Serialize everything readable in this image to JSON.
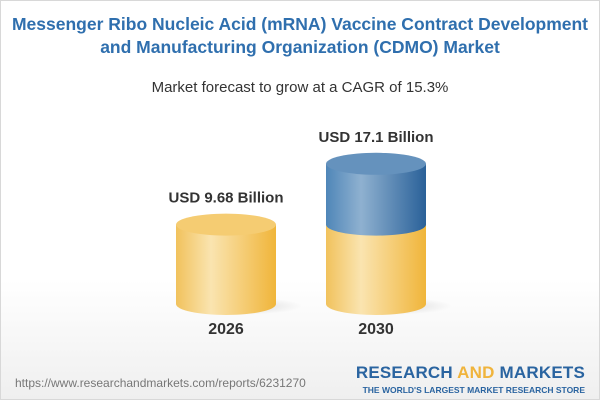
{
  "title_line1": "Messenger Ribo Nucleic Acid (mRNA) Vaccine Contract Development",
  "title_line2": "and Manufacturing Organization (CDMO) Market",
  "subtitle": "Market forecast to grow at a CAGR of 15.3%",
  "footer": {
    "url": "https://www.researchandmarkets.com/reports/6231270",
    "logo_part1": "RESEARCH ",
    "logo_part2": "AND",
    "logo_part3": " MARKETS",
    "logo_tagline": "THE WORLD'S LARGEST MARKET RESEARCH STORE"
  },
  "colors": {
    "title": "#2f6fae",
    "base": "#f2c35e",
    "growth": "#4a7fb0"
  },
  "chart_data": {
    "type": "bar",
    "style": "3d-cylinder",
    "categories": [
      "2026",
      "2030"
    ],
    "values": [
      9.68,
      17.1
    ],
    "data_labels": [
      "USD 9.68 Billion",
      "USD 17.1 Billion"
    ]
  }
}
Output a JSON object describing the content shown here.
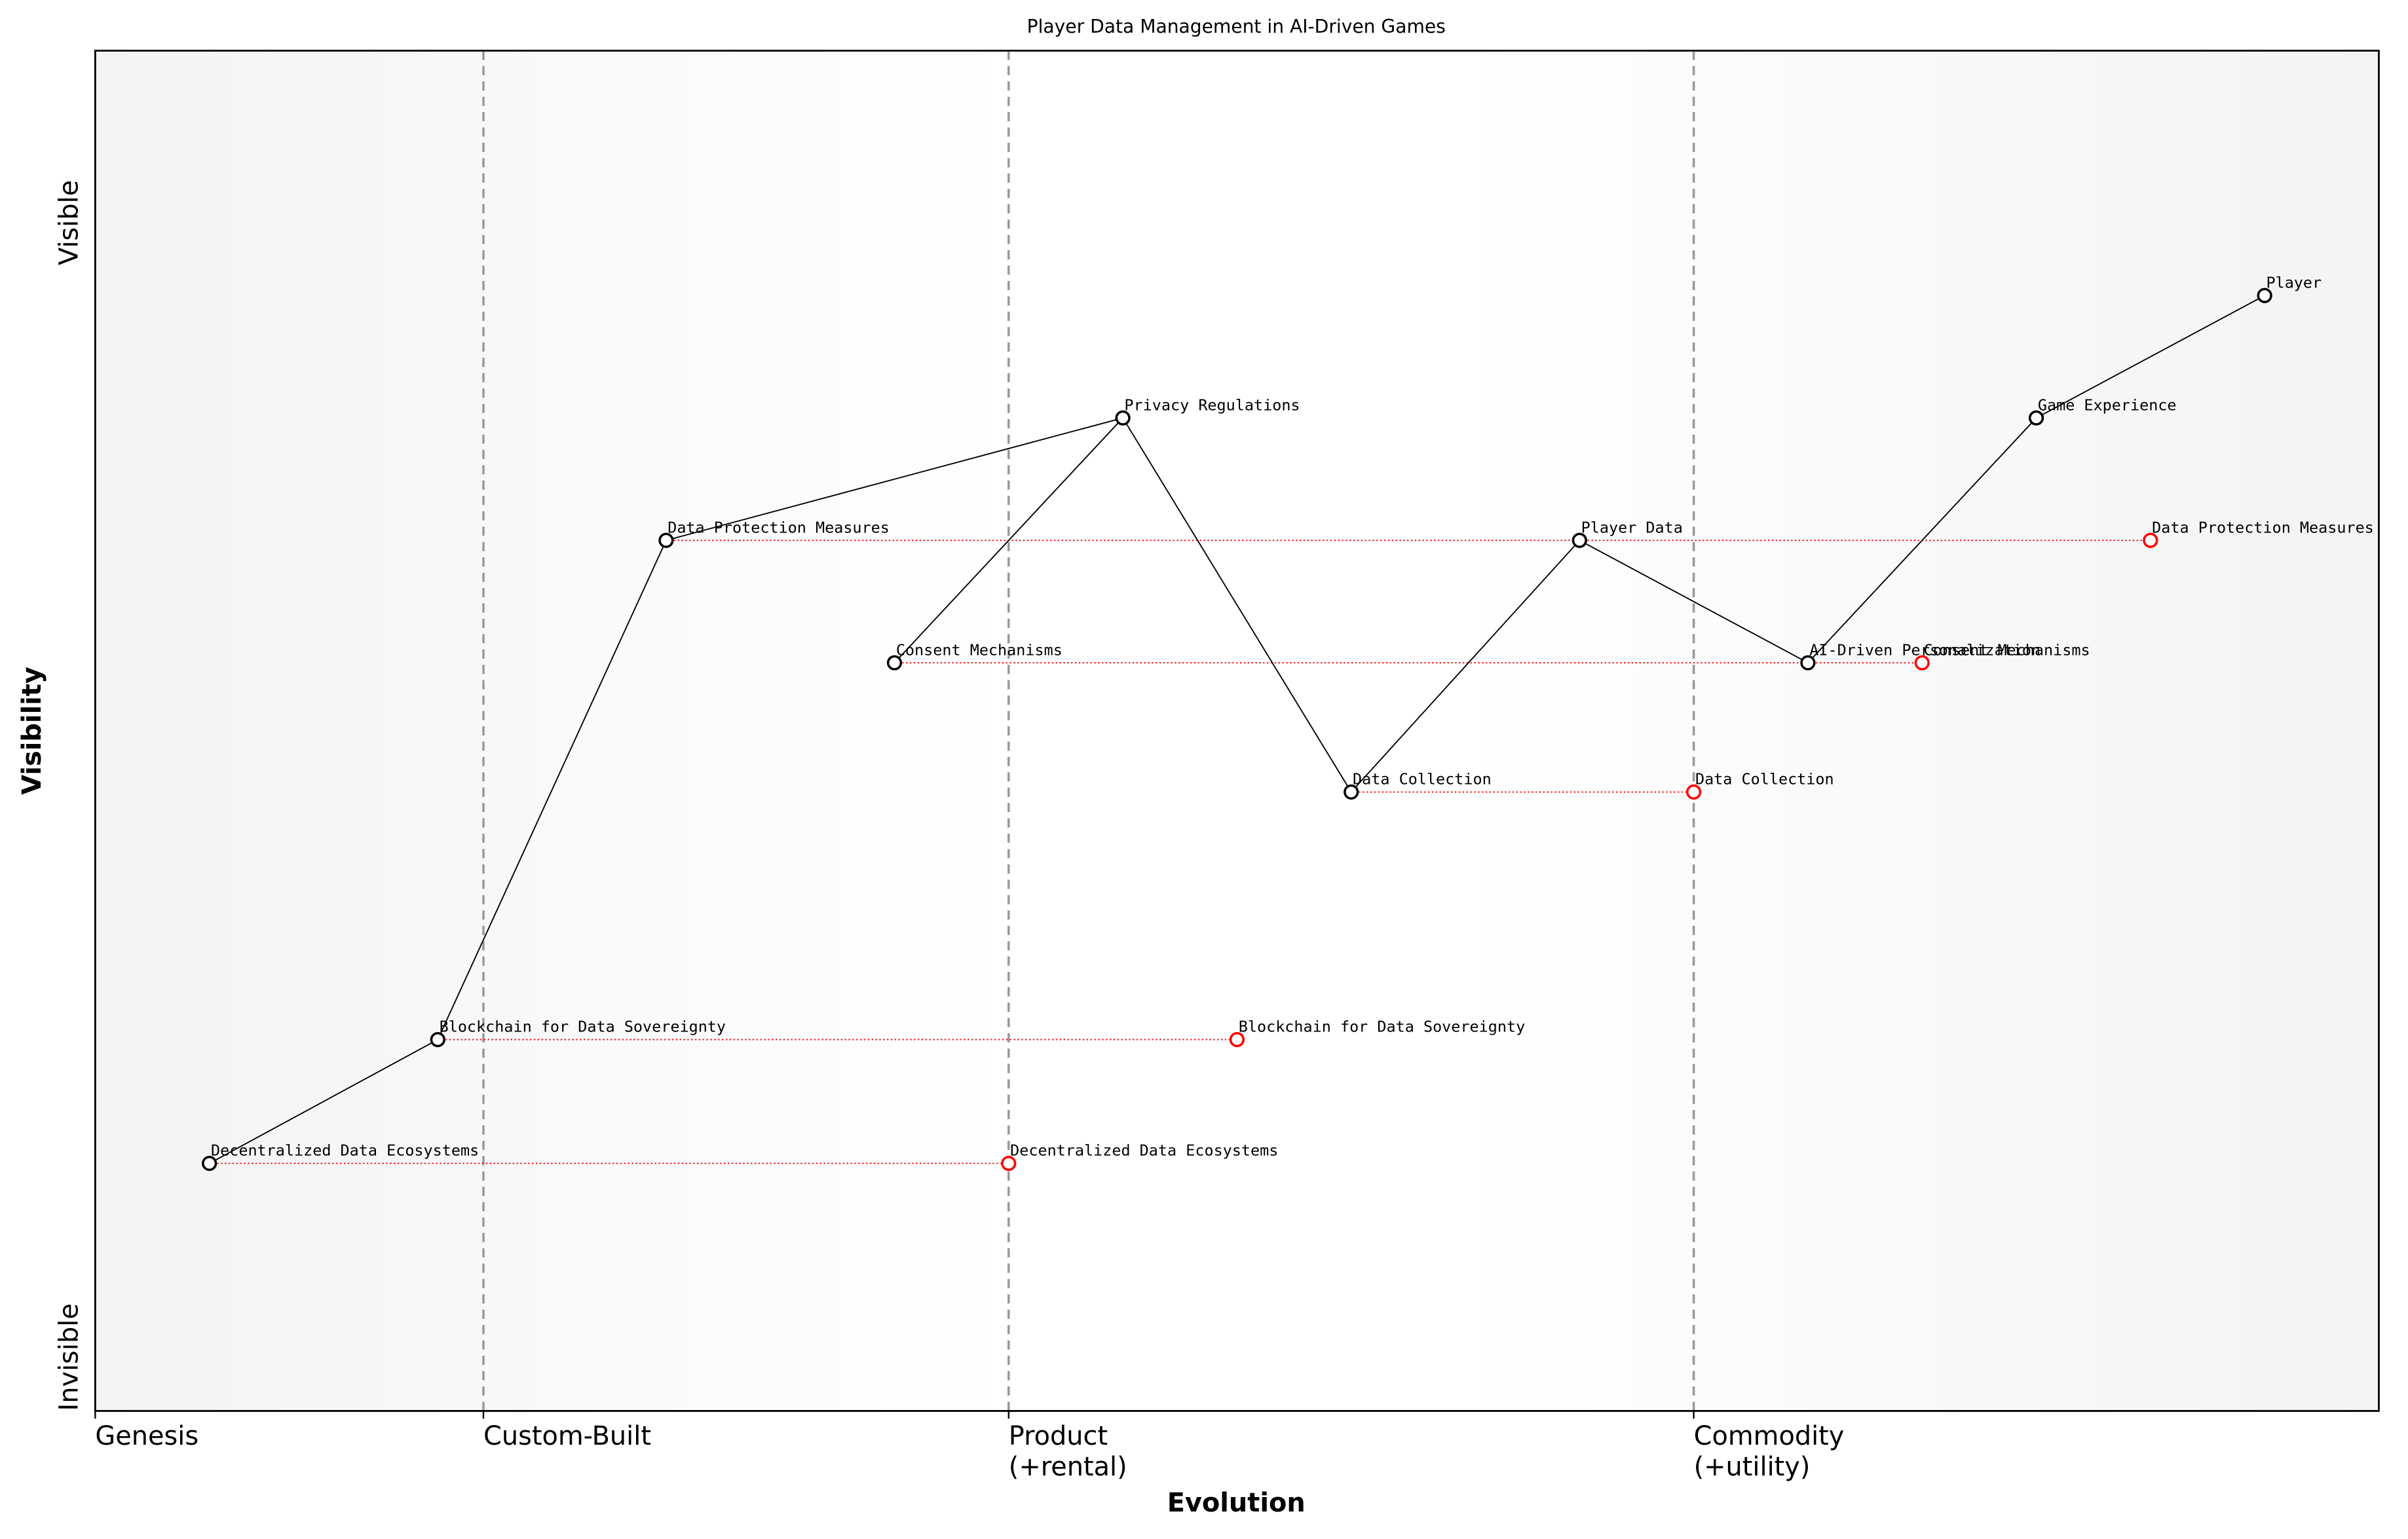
{
  "chart_data": {
    "type": "wardley",
    "title": "Player Data Management in AI-Driven Games",
    "x_label": "Evolution",
    "y_label": "Visibility",
    "y_end_labels": [
      "Invisible",
      "Visible"
    ],
    "xlim": [
      0,
      1
    ],
    "ylim": [
      0,
      1
    ],
    "xticks": [
      {
        "value": 0,
        "label": "Genesis"
      },
      {
        "value": 0.17,
        "label": "Custom-Built"
      },
      {
        "value": 0.4,
        "label": "Product\n(+rental)"
      },
      {
        "value": 0.7,
        "label": "Commodity\n(+utility)"
      }
    ],
    "nodes": [
      {
        "name": "Player",
        "x": 0.95,
        "y": 0.82
      },
      {
        "name": "Game Experience",
        "x": 0.85,
        "y": 0.73
      },
      {
        "name": "Privacy Regulations",
        "x": 0.45,
        "y": 0.73
      },
      {
        "name": "Data Protection Measures",
        "x": 0.25,
        "y": 0.64
      },
      {
        "name": "Player Data",
        "x": 0.65,
        "y": 0.64
      },
      {
        "name": "Consent Mechanisms",
        "x": 0.35,
        "y": 0.55
      },
      {
        "name": "AI-Driven Personalization",
        "x": 0.75,
        "y": 0.55
      },
      {
        "name": "Data Collection",
        "x": 0.55,
        "y": 0.455
      },
      {
        "name": "Blockchain for Data Sovereignty",
        "x": 0.15,
        "y": 0.273
      },
      {
        "name": "Decentralized Data Ecosystems",
        "x": 0.05,
        "y": 0.182
      }
    ],
    "links": [
      [
        "Player",
        "Game Experience"
      ],
      [
        "Game Experience",
        "AI-Driven Personalization"
      ],
      [
        "AI-Driven Personalization",
        "Player Data"
      ],
      [
        "Player Data",
        "Data Collection"
      ],
      [
        "Data Collection",
        "Privacy Regulations"
      ],
      [
        "Privacy Regulations",
        "Consent Mechanisms"
      ],
      [
        "Privacy Regulations",
        "Data Protection Measures"
      ],
      [
        "Data Protection Measures",
        "Blockchain for Data Sovereignty"
      ],
      [
        "Blockchain for Data Sovereignty",
        "Decentralized Data Ecosystems"
      ]
    ],
    "evolve": [
      {
        "name": "Data Protection Measures",
        "x": 0.9
      },
      {
        "name": "Consent Mechanisms",
        "x": 0.8
      },
      {
        "name": "Data Collection",
        "x": 0.7
      },
      {
        "name": "Blockchain for Data Sovereignty",
        "x": 0.5
      },
      {
        "name": "Decentralized Data Ecosystems",
        "x": 0.4
      }
    ],
    "node_color": "#000000",
    "evolve_color": "#ff0000"
  }
}
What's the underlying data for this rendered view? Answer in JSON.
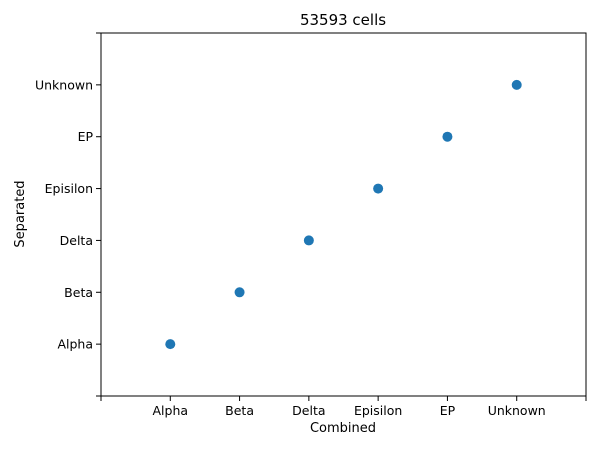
{
  "chart_data": {
    "type": "scatter",
    "title": "53593 cells",
    "xlabel": "Combined",
    "ylabel": "Separated",
    "x_categories": [
      "Alpha",
      "Beta",
      "Delta",
      "Episilon",
      "EP",
      "Unknown"
    ],
    "y_categories": [
      "Alpha",
      "Beta",
      "Delta",
      "Episilon",
      "EP",
      "Unknown"
    ],
    "points": [
      {
        "x": "Alpha",
        "y": "Alpha"
      },
      {
        "x": "Beta",
        "y": "Beta"
      },
      {
        "x": "Delta",
        "y": "Delta"
      },
      {
        "x": "Episilon",
        "y": "Episilon"
      },
      {
        "x": "EP",
        "y": "EP"
      },
      {
        "x": "Unknown",
        "y": "Unknown"
      }
    ],
    "marker_color": "#1f77b4",
    "grid": false,
    "legend": false
  }
}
----
• **Activity**
Leave out the pictures and repeat the remaining data exactly.

• **Exercise solution**
Serialize everything readable in this image to JSON.
{
  "title_line1": "Messenger Ribo Nucleic Acid (mRNA) Vaccine Contract Development",
  "title_line2": "and Manufacturing Organization (CDMO) Market",
  "subtitle": "Market forecast to grow at a CAGR of 15.3%",
  "footer": {
    "url": "https://www.researchandmarkets.com/reports/6231270",
    "logo_part1": "RESEARCH ",
    "logo_part2": "AND",
    "logo_part3": " MARKETS",
    "logo_tagline": "THE WORLD'S LARGEST MARKET RESEARCH STORE"
  },
  "colors": {
    "title": "#2f6fae",
    "base": "#f2c35e",
    "growth": "#4a7fb0"
  },
  "chart_data": {
    "type": "bar",
    "style": "3d-cylinder",
    "categories": [
      "2026",
      "2030"
    ],
    "values": [
      9.68,
      17.1
    ],
    "data_labels": [
      "USD 9.68 Billion",
      "USD 17.1 Billion"
    ]
  }
}
Output a JSON object describing the content shown here.
{
  "chart_data": {
    "type": "wardley",
    "title": "Player Data Management in AI-Driven Games",
    "x_label": "Evolution",
    "y_label": "Visibility",
    "y_end_labels": [
      "Invisible",
      "Visible"
    ],
    "xlim": [
      0,
      1
    ],
    "ylim": [
      0,
      1
    ],
    "xticks": [
      {
        "value": 0,
        "label": "Genesis"
      },
      {
        "value": 0.17,
        "label": "Custom-Built"
      },
      {
        "value": 0.4,
        "label": "Product\n(+rental)"
      },
      {
        "value": 0.7,
        "label": "Commodity\n(+utility)"
      }
    ],
    "nodes": [
      {
        "name": "Player",
        "x": 0.95,
        "y": 0.82
      },
      {
        "name": "Game Experience",
        "x": 0.85,
        "y": 0.73
      },
      {
        "name": "Privacy Regulations",
        "x": 0.45,
        "y": 0.73
      },
      {
        "name": "Data Protection Measures",
        "x": 0.25,
        "y": 0.64
      },
      {
        "name": "Player Data",
        "x": 0.65,
        "y": 0.64
      },
      {
        "name": "Consent Mechanisms",
        "x": 0.35,
        "y": 0.55
      },
      {
        "name": "AI-Driven Personalization",
        "x": 0.75,
        "y": 0.55
      },
      {
        "name": "Data Collection",
        "x": 0.55,
        "y": 0.455
      },
      {
        "name": "Blockchain for Data Sovereignty",
        "x": 0.15,
        "y": 0.273
      },
      {
        "name": "Decentralized Data Ecosystems",
        "x": 0.05,
        "y": 0.182
      }
    ],
    "links": [
      [
        "Player",
        "Game Experience"
      ],
      [
        "Game Experience",
        "AI-Driven Personalization"
      ],
      [
        "AI-Driven Personalization",
        "Player Data"
      ],
      [
        "Player Data",
        "Data Collection"
      ],
      [
        "Data Collection",
        "Privacy Regulations"
      ],
      [
        "Privacy Regulations",
        "Consent Mechanisms"
      ],
      [
        "Privacy Regulations",
        "Data Protection Measures"
      ],
      [
        "Data Protection Measures",
        "Blockchain for Data Sovereignty"
      ],
      [
        "Blockchain for Data Sovereignty",
        "Decentralized Data Ecosystems"
      ]
    ],
    "evolve": [
      {
        "name": "Data Protection Measures",
        "x": 0.9
      },
      {
        "name": "Consent Mechanisms",
        "x": 0.8
      },
      {
        "name": "Data Collection",
        "x": 0.7
      },
      {
        "name": "Blockchain for Data Sovereignty",
        "x": 0.5
      },
      {
        "name": "Decentralized Data Ecosystems",
        "x": 0.4
      }
    ],
    "node_color": "#000000",
    "evolve_color": "#ff0000"
  }
}
What's the underlying data for this rendered view? Answer in JSON.
{
  "chart_data": {
    "type": "scatter",
    "title": "53593 cells",
    "xlabel": "Combined",
    "ylabel": "Separated",
    "x_categories": [
      "Alpha",
      "Beta",
      "Delta",
      "Episilon",
      "EP",
      "Unknown"
    ],
    "y_categories": [
      "Alpha",
      "Beta",
      "Delta",
      "Episilon",
      "EP",
      "Unknown"
    ],
    "points": [
      {
        "x": "Alpha",
        "y": "Alpha"
      },
      {
        "x": "Beta",
        "y": "Beta"
      },
      {
        "x": "Delta",
        "y": "Delta"
      },
      {
        "x": "Episilon",
        "y": "Episilon"
      },
      {
        "x": "EP",
        "y": "EP"
      },
      {
        "x": "Unknown",
        "y": "Unknown"
      }
    ],
    "marker_color": "#1f77b4",
    "grid": false,
    "legend": false
  }
}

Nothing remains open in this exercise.